Exercise requirements = Extract the complete listing and output it unchanged.

Working data =
'''
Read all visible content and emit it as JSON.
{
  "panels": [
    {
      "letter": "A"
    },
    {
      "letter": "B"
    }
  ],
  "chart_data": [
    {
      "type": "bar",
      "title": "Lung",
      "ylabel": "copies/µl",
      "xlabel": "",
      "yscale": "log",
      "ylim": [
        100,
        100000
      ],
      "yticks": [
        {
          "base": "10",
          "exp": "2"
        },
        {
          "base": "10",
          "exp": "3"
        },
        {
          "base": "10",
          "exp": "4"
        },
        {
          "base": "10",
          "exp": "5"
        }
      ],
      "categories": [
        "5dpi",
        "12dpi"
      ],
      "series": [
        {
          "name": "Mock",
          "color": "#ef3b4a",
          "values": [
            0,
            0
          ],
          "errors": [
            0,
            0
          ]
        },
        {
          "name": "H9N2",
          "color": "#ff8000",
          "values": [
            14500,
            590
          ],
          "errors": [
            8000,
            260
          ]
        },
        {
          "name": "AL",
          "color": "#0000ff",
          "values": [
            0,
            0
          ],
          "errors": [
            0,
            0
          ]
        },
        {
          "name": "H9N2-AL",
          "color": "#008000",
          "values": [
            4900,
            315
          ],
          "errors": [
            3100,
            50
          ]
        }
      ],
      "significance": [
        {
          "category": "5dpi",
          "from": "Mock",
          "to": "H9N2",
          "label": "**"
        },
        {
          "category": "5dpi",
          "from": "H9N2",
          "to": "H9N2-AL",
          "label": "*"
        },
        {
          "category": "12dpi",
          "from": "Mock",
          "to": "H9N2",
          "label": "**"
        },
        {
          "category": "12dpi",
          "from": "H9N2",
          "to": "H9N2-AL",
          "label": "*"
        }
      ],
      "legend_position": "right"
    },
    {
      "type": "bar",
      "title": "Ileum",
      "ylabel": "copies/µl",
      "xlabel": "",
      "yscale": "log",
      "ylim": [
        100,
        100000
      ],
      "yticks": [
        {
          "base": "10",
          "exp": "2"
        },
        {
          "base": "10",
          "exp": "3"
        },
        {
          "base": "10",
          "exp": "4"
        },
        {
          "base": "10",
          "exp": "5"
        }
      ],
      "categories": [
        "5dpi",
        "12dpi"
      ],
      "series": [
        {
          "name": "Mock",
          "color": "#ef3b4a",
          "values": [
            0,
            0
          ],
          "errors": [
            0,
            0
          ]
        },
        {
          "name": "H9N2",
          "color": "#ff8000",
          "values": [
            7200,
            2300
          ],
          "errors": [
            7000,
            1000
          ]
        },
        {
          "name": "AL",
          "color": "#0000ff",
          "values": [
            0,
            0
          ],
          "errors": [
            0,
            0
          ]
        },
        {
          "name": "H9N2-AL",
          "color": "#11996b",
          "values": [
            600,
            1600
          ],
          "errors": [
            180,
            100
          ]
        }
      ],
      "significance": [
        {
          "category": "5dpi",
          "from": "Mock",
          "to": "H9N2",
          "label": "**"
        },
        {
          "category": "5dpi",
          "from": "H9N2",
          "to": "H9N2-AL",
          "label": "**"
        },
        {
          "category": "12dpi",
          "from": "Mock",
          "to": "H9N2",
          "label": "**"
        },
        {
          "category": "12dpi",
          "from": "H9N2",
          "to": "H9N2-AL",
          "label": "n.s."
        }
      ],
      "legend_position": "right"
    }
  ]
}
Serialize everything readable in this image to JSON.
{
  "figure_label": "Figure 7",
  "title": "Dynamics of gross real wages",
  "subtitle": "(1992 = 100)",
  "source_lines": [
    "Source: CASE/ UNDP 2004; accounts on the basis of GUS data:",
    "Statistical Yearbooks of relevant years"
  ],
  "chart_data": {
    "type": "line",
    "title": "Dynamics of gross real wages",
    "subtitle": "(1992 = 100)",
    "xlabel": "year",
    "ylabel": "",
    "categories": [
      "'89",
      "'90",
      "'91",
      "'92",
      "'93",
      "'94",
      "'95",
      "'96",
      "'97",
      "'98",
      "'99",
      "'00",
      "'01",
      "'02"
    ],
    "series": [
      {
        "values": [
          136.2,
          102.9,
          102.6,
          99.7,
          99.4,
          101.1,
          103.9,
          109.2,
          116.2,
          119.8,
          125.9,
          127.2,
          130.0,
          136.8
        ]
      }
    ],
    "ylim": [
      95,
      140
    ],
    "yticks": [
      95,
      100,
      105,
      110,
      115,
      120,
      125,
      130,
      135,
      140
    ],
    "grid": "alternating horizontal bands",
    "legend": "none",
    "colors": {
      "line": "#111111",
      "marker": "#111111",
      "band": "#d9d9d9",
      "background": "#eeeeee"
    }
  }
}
'''
Solution to the problem =
Read all visible content and emit it as JSON.
{
  "panels": [
    {
      "letter": "A"
    },
    {
      "letter": "B"
    }
  ],
  "chart_data": [
    {
      "type": "bar",
      "title": "Lung",
      "ylabel": "copies/µl",
      "xlabel": "",
      "yscale": "log",
      "ylim": [
        100,
        100000
      ],
      "yticks": [
        {
          "base": "10",
          "exp": "2"
        },
        {
          "base": "10",
          "exp": "3"
        },
        {
          "base": "10",
          "exp": "4"
        },
        {
          "base": "10",
          "exp": "5"
        }
      ],
      "categories": [
        "5dpi",
        "12dpi"
      ],
      "series": [
        {
          "name": "Mock",
          "color": "#ef3b4a",
          "values": [
            0,
            0
          ],
          "errors": [
            0,
            0
          ]
        },
        {
          "name": "H9N2",
          "color": "#ff8000",
          "values": [
            14500,
            590
          ],
          "errors": [
            8000,
            260
          ]
        },
        {
          "name": "AL",
          "color": "#0000ff",
          "values": [
            0,
            0
          ],
          "errors": [
            0,
            0
          ]
        },
        {
          "name": "H9N2-AL",
          "color": "#008000",
          "values": [
            4900,
            315
          ],
          "errors": [
            3100,
            50
          ]
        }
      ],
      "significance": [
        {
          "category": "5dpi",
          "from": "Mock",
          "to": "H9N2",
          "label": "**"
        },
        {
          "category": "5dpi",
          "from": "H9N2",
          "to": "H9N2-AL",
          "label": "*"
        },
        {
          "category": "12dpi",
          "from": "Mock",
          "to": "H9N2",
          "label": "**"
        },
        {
          "category": "12dpi",
          "from": "H9N2",
          "to": "H9N2-AL",
          "label": "*"
        }
      ],
      "legend_position": "right"
    },
    {
      "type": "bar",
      "title": "Ileum",
      "ylabel": "copies/µl",
      "xlabel": "",
      "yscale": "log",
      "ylim": [
        100,
        100000
      ],
      "yticks": [
        {
          "base": "10",
          "exp": "2"
        },
        {
          "base": "10",
          "exp": "3"
        },
        {
          "base": "10",
          "exp": "4"
        },
        {
          "base": "10",
          "exp": "5"
        }
      ],
      "categories": [
        "5dpi",
        "12dpi"
      ],
      "series": [
        {
          "name": "Mock",
          "color": "#ef3b4a",
          "values": [
            0,
            0
          ],
          "errors": [
            0,
            0
          ]
        },
        {
          "name": "H9N2",
          "color": "#ff8000",
          "values": [
            7200,
            2300
          ],
          "errors": [
            7000,
            1000
          ]
        },
        {
          "name": "AL",
          "color": "#0000ff",
          "values": [
            0,
            0
          ],
          "errors": [
            0,
            0
          ]
        },
        {
          "name": "H9N2-AL",
          "color": "#11996b",
          "values": [
            600,
            1600
          ],
          "errors": [
            180,
            100
          ]
        }
      ],
      "significance": [
        {
          "category": "5dpi",
          "from": "Mock",
          "to": "H9N2",
          "label": "**"
        },
        {
          "category": "5dpi",
          "from": "H9N2",
          "to": "H9N2-AL",
          "label": "**"
        },
        {
          "category": "12dpi",
          "from": "Mock",
          "to": "H9N2",
          "label": "**"
        },
        {
          "category": "12dpi",
          "from": "H9N2",
          "to": "H9N2-AL",
          "label": "n.s."
        }
      ],
      "legend_position": "right"
    }
  ]
}
Serialize everything readable in this image to JSON.
{
  "figure_label": "Figure 7",
  "title": "Dynamics of gross real wages",
  "subtitle": "(1992 = 100)",
  "source_lines": [
    "Source: CASE/ UNDP 2004; accounts on the basis of GUS data:",
    "Statistical Yearbooks of relevant years"
  ],
  "chart_data": {
    "type": "line",
    "title": "Dynamics of gross real wages",
    "subtitle": "(1992 = 100)",
    "xlabel": "year",
    "ylabel": "",
    "categories": [
      "'89",
      "'90",
      "'91",
      "'92",
      "'93",
      "'94",
      "'95",
      "'96",
      "'97",
      "'98",
      "'99",
      "'00",
      "'01",
      "'02"
    ],
    "series": [
      {
        "values": [
          136.2,
          102.9,
          102.6,
          99.7,
          99.4,
          101.1,
          103.9,
          109.2,
          116.2,
          119.8,
          125.9,
          127.2,
          130.0,
          136.8
        ]
      }
    ],
    "ylim": [
      95,
      140
    ],
    "yticks": [
      95,
      100,
      105,
      110,
      115,
      120,
      125,
      130,
      135,
      140
    ],
    "grid": "alternating horizontal bands",
    "legend": "none",
    "colors": {
      "line": "#111111",
      "marker": "#111111",
      "band": "#d9d9d9",
      "background": "#eeeeee"
    }
  }
}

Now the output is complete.